(Data entries for graphics)

------

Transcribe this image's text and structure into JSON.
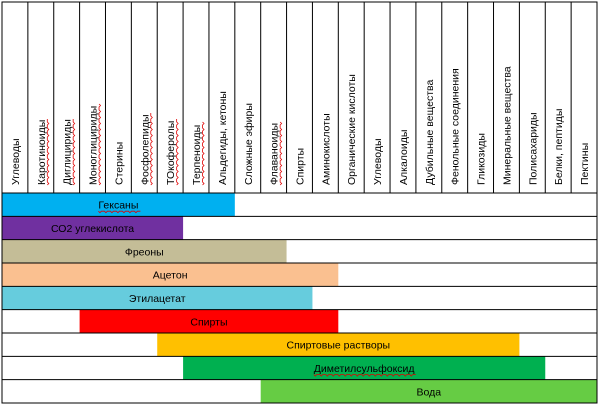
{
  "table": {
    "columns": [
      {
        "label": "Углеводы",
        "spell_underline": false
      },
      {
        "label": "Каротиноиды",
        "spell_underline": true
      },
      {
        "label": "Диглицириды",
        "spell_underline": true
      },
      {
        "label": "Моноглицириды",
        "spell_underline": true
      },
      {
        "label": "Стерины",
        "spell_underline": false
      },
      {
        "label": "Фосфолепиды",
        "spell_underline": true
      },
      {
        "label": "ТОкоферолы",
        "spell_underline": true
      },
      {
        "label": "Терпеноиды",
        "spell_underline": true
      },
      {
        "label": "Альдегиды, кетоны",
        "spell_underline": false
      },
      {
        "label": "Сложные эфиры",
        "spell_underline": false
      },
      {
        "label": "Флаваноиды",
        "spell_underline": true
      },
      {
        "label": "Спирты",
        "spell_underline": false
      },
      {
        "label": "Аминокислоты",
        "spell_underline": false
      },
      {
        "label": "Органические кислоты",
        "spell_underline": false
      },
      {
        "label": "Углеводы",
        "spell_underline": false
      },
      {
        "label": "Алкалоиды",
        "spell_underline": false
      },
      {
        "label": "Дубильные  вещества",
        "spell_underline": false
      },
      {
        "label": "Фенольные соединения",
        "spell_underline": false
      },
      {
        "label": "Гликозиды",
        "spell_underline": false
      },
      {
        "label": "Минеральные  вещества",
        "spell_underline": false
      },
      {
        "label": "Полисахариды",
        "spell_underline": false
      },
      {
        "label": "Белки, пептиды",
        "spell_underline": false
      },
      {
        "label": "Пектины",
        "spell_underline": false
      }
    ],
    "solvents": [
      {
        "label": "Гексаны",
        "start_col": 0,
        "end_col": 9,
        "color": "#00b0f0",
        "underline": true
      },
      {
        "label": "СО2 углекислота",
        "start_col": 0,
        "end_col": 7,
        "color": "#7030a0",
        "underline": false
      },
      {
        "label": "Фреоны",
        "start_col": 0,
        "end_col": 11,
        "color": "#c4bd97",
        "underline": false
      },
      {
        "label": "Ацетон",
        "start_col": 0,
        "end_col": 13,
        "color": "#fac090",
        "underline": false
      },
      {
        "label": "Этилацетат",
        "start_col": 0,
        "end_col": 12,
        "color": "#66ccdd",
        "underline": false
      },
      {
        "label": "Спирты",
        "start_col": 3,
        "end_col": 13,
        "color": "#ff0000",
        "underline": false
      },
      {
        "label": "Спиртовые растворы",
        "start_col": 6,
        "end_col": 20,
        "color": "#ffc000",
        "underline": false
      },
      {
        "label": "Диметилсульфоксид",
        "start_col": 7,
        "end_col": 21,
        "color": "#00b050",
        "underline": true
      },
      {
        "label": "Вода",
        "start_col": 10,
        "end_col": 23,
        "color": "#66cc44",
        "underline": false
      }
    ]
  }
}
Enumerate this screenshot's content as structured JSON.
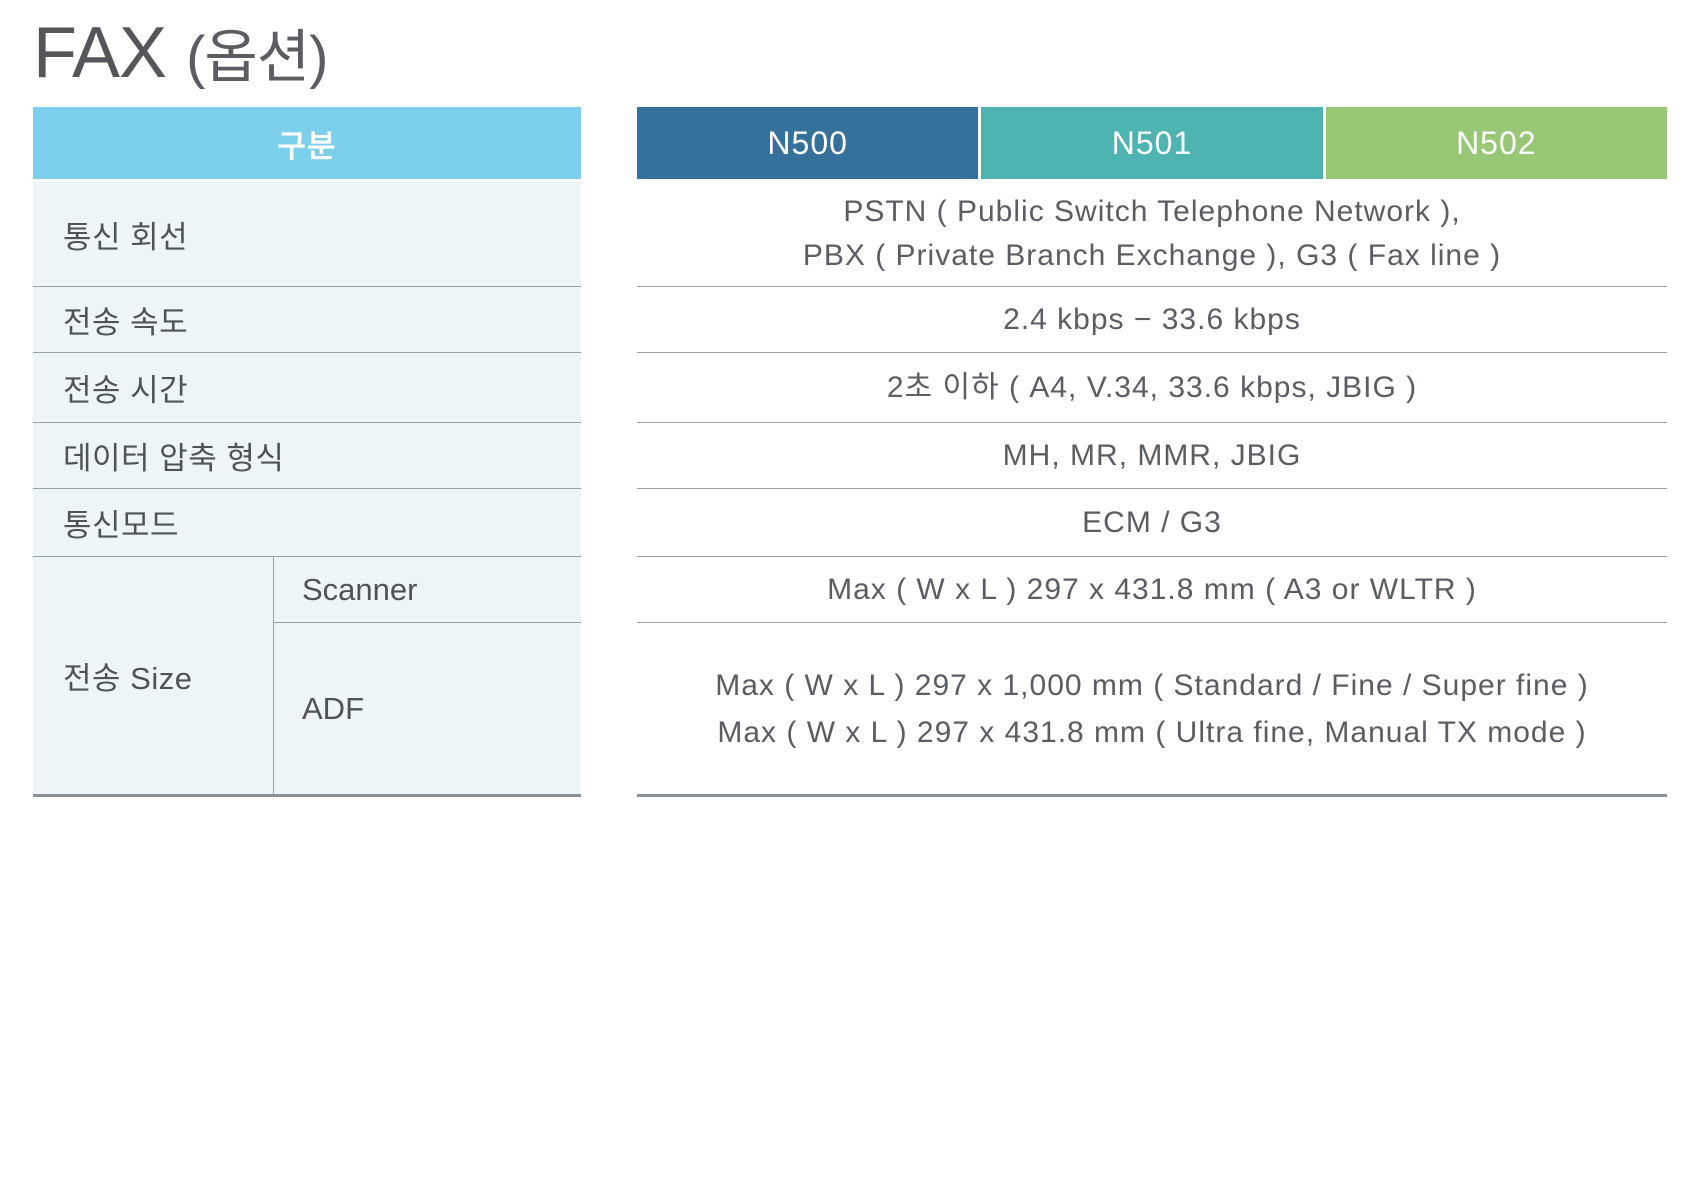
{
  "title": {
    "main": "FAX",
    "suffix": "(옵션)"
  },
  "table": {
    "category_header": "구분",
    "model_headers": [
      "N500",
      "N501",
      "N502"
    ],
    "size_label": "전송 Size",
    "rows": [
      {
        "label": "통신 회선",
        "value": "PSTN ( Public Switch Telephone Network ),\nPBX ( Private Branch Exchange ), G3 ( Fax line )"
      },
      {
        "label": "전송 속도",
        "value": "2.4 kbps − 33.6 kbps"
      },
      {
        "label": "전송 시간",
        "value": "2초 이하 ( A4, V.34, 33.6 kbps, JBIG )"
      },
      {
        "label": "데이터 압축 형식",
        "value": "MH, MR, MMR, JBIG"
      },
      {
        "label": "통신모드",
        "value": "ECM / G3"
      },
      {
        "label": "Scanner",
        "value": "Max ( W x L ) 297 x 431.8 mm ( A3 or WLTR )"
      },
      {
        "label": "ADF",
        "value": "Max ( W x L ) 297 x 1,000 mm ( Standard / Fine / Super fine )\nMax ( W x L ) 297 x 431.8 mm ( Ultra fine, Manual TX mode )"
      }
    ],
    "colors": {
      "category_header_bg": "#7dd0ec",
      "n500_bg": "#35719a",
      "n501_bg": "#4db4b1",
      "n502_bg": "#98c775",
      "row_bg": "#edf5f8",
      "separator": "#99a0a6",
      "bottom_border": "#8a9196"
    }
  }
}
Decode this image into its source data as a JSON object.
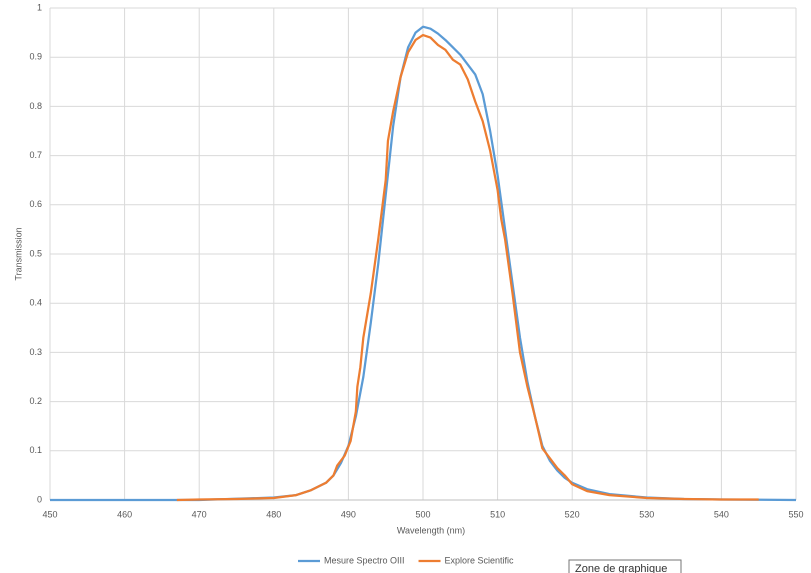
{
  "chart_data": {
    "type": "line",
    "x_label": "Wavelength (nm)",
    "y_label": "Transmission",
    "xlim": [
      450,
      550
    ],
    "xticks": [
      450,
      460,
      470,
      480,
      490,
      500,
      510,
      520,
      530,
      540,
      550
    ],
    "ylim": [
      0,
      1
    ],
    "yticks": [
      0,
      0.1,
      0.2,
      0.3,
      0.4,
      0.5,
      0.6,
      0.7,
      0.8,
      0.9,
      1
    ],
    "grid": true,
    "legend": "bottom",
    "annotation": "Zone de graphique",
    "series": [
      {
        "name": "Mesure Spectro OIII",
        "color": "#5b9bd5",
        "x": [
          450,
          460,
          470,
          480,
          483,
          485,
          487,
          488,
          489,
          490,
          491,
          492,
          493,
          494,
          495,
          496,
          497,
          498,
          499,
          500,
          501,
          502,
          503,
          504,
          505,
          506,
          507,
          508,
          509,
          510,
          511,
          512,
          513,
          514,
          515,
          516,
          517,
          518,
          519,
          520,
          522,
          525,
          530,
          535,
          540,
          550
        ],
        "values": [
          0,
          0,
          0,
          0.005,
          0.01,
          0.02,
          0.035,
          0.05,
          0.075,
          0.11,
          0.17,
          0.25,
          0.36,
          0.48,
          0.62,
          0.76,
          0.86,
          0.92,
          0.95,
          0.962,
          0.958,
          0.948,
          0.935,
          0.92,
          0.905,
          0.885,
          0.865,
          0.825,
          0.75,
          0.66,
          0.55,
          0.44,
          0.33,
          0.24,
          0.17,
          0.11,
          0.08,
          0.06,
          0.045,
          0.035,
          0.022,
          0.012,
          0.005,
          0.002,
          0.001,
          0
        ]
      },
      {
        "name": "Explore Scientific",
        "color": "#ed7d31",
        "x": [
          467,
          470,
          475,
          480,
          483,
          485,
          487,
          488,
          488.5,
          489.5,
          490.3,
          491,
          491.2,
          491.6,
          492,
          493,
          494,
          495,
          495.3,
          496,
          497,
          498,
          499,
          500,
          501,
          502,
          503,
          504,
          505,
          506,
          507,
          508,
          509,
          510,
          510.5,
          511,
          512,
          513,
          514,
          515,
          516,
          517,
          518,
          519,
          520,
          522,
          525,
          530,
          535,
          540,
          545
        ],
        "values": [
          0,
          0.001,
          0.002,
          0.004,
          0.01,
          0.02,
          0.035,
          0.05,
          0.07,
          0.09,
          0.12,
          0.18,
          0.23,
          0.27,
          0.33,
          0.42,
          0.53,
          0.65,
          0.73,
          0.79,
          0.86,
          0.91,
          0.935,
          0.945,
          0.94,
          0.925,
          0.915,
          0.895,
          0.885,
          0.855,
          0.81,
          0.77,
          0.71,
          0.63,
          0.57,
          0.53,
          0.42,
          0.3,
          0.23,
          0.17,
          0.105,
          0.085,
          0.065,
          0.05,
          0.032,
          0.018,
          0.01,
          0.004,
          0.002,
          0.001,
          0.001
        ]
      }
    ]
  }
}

------

-- WORK INSTRUCTIONS --
Leave out the pictures and transcribe the entries above exactly.

-- RESULT BELOW --
Transcribe this image's text and structure into JSON.
{
  "table": {
    "columns": [
      {
        "label": "Углеводы",
        "spell_underline": false
      },
      {
        "label": "Каротиноиды",
        "spell_underline": true
      },
      {
        "label": "Диглицириды",
        "spell_underline": true
      },
      {
        "label": "Моноглицириды",
        "spell_underline": true
      },
      {
        "label": "Стерины",
        "spell_underline": false
      },
      {
        "label": "Фосфолепиды",
        "spell_underline": true
      },
      {
        "label": "ТОкоферолы",
        "spell_underline": true
      },
      {
        "label": "Терпеноиды",
        "spell_underline": true
      },
      {
        "label": "Альдегиды, кетоны",
        "spell_underline": false
      },
      {
        "label": "Сложные эфиры",
        "spell_underline": false
      },
      {
        "label": "Флаваноиды",
        "spell_underline": true
      },
      {
        "label": "Спирты",
        "spell_underline": false
      },
      {
        "label": "Аминокислоты",
        "spell_underline": false
      },
      {
        "label": "Органические кислоты",
        "spell_underline": false
      },
      {
        "label": "Углеводы",
        "spell_underline": false
      },
      {
        "label": "Алкалоиды",
        "spell_underline": false
      },
      {
        "label": "Дубильные  вещества",
        "spell_underline": false
      },
      {
        "label": "Фенольные соединения",
        "spell_underline": false
      },
      {
        "label": "Гликозиды",
        "spell_underline": false
      },
      {
        "label": "Минеральные  вещества",
        "spell_underline": false
      },
      {
        "label": "Полисахариды",
        "spell_underline": false
      },
      {
        "label": "Белки, пептиды",
        "spell_underline": false
      },
      {
        "label": "Пектины",
        "spell_underline": false
      }
    ],
    "solvents": [
      {
        "label": "Гексаны",
        "start_col": 0,
        "end_col": 9,
        "color": "#00b0f0",
        "underline": true
      },
      {
        "label": "СО2 углекислота",
        "start_col": 0,
        "end_col": 7,
        "color": "#7030a0",
        "underline": false
      },
      {
        "label": "Фреоны",
        "start_col": 0,
        "end_col": 11,
        "color": "#c4bd97",
        "underline": false
      },
      {
        "label": "Ацетон",
        "start_col": 0,
        "end_col": 13,
        "color": "#fac090",
        "underline": false
      },
      {
        "label": "Этилацетат",
        "start_col": 0,
        "end_col": 12,
        "color": "#66ccdd",
        "underline": false
      },
      {
        "label": "Спирты",
        "start_col": 3,
        "end_col": 13,
        "color": "#ff0000",
        "underline": false
      },
      {
        "label": "Спиртовые растворы",
        "start_col": 6,
        "end_col": 20,
        "color": "#ffc000",
        "underline": false
      },
      {
        "label": "Диметилсульфоксид",
        "start_col": 7,
        "end_col": 21,
        "color": "#00b050",
        "underline": true
      },
      {
        "label": "Вода",
        "start_col": 10,
        "end_col": 23,
        "color": "#66cc44",
        "underline": false
      }
    ]
  }
}
Enumerate this screenshot's content as structured JSON.
{
  "title": {
    "main": "FAX",
    "suffix": "(옵션)"
  },
  "table": {
    "category_header": "구분",
    "model_headers": [
      "N500",
      "N501",
      "N502"
    ],
    "size_label": "전송 Size",
    "rows": [
      {
        "label": "통신 회선",
        "value": "PSTN ( Public Switch Telephone Network ),\nPBX ( Private Branch Exchange ), G3 ( Fax line )"
      },
      {
        "label": "전송 속도",
        "value": "2.4 kbps − 33.6 kbps"
      },
      {
        "label": "전송 시간",
        "value": "2초 이하 ( A4, V.34, 33.6 kbps, JBIG )"
      },
      {
        "label": "데이터 압축 형식",
        "value": "MH, MR, MMR, JBIG"
      },
      {
        "label": "통신모드",
        "value": "ECM / G3"
      },
      {
        "label": "Scanner",
        "value": "Max ( W x L ) 297 x 431.8 mm ( A3 or WLTR )"
      },
      {
        "label": "ADF",
        "value": "Max ( W x L ) 297 x 1,000 mm ( Standard / Fine / Super fine )\nMax ( W x L ) 297 x 431.8 mm ( Ultra fine, Manual TX mode )"
      }
    ],
    "colors": {
      "category_header_bg": "#7dd0ec",
      "n500_bg": "#35719a",
      "n501_bg": "#4db4b1",
      "n502_bg": "#98c775",
      "row_bg": "#edf5f8",
      "separator": "#99a0a6",
      "bottom_border": "#8a9196"
    }
  }
}
Decode this image into its source data as a JSON object.
{
  "chart_data": {
    "type": "line",
    "x_label": "Wavelength (nm)",
    "y_label": "Transmission",
    "xlim": [
      450,
      550
    ],
    "xticks": [
      450,
      460,
      470,
      480,
      490,
      500,
      510,
      520,
      530,
      540,
      550
    ],
    "ylim": [
      0,
      1
    ],
    "yticks": [
      0,
      0.1,
      0.2,
      0.3,
      0.4,
      0.5,
      0.6,
      0.7,
      0.8,
      0.9,
      1
    ],
    "grid": true,
    "legend": "bottom",
    "annotation": "Zone de graphique",
    "series": [
      {
        "name": "Mesure Spectro OIII",
        "color": "#5b9bd5",
        "x": [
          450,
          460,
          470,
          480,
          483,
          485,
          487,
          488,
          489,
          490,
          491,
          492,
          493,
          494,
          495,
          496,
          497,
          498,
          499,
          500,
          501,
          502,
          503,
          504,
          505,
          506,
          507,
          508,
          509,
          510,
          511,
          512,
          513,
          514,
          515,
          516,
          517,
          518,
          519,
          520,
          522,
          525,
          530,
          535,
          540,
          550
        ],
        "values": [
          0,
          0,
          0,
          0.005,
          0.01,
          0.02,
          0.035,
          0.05,
          0.075,
          0.11,
          0.17,
          0.25,
          0.36,
          0.48,
          0.62,
          0.76,
          0.86,
          0.92,
          0.95,
          0.962,
          0.958,
          0.948,
          0.935,
          0.92,
          0.905,
          0.885,
          0.865,
          0.825,
          0.75,
          0.66,
          0.55,
          0.44,
          0.33,
          0.24,
          0.17,
          0.11,
          0.08,
          0.06,
          0.045,
          0.035,
          0.022,
          0.012,
          0.005,
          0.002,
          0.001,
          0
        ]
      },
      {
        "name": "Explore Scientific",
        "color": "#ed7d31",
        "x": [
          467,
          470,
          475,
          480,
          483,
          485,
          487,
          488,
          488.5,
          489.5,
          490.3,
          491,
          491.2,
          491.6,
          492,
          493,
          494,
          495,
          495.3,
          496,
          497,
          498,
          499,
          500,
          501,
          502,
          503,
          504,
          505,
          506,
          507,
          508,
          509,
          510,
          510.5,
          511,
          512,
          513,
          514,
          515,
          516,
          517,
          518,
          519,
          520,
          522,
          525,
          530,
          535,
          540,
          545
        ],
        "values": [
          0,
          0.001,
          0.002,
          0.004,
          0.01,
          0.02,
          0.035,
          0.05,
          0.07,
          0.09,
          0.12,
          0.18,
          0.23,
          0.27,
          0.33,
          0.42,
          0.53,
          0.65,
          0.73,
          0.79,
          0.86,
          0.91,
          0.935,
          0.945,
          0.94,
          0.925,
          0.915,
          0.895,
          0.885,
          0.855,
          0.81,
          0.77,
          0.71,
          0.63,
          0.57,
          0.53,
          0.42,
          0.3,
          0.23,
          0.17,
          0.105,
          0.085,
          0.065,
          0.05,
          0.032,
          0.018,
          0.01,
          0.004,
          0.002,
          0.001,
          0.001
        ]
      }
    ]
  }
}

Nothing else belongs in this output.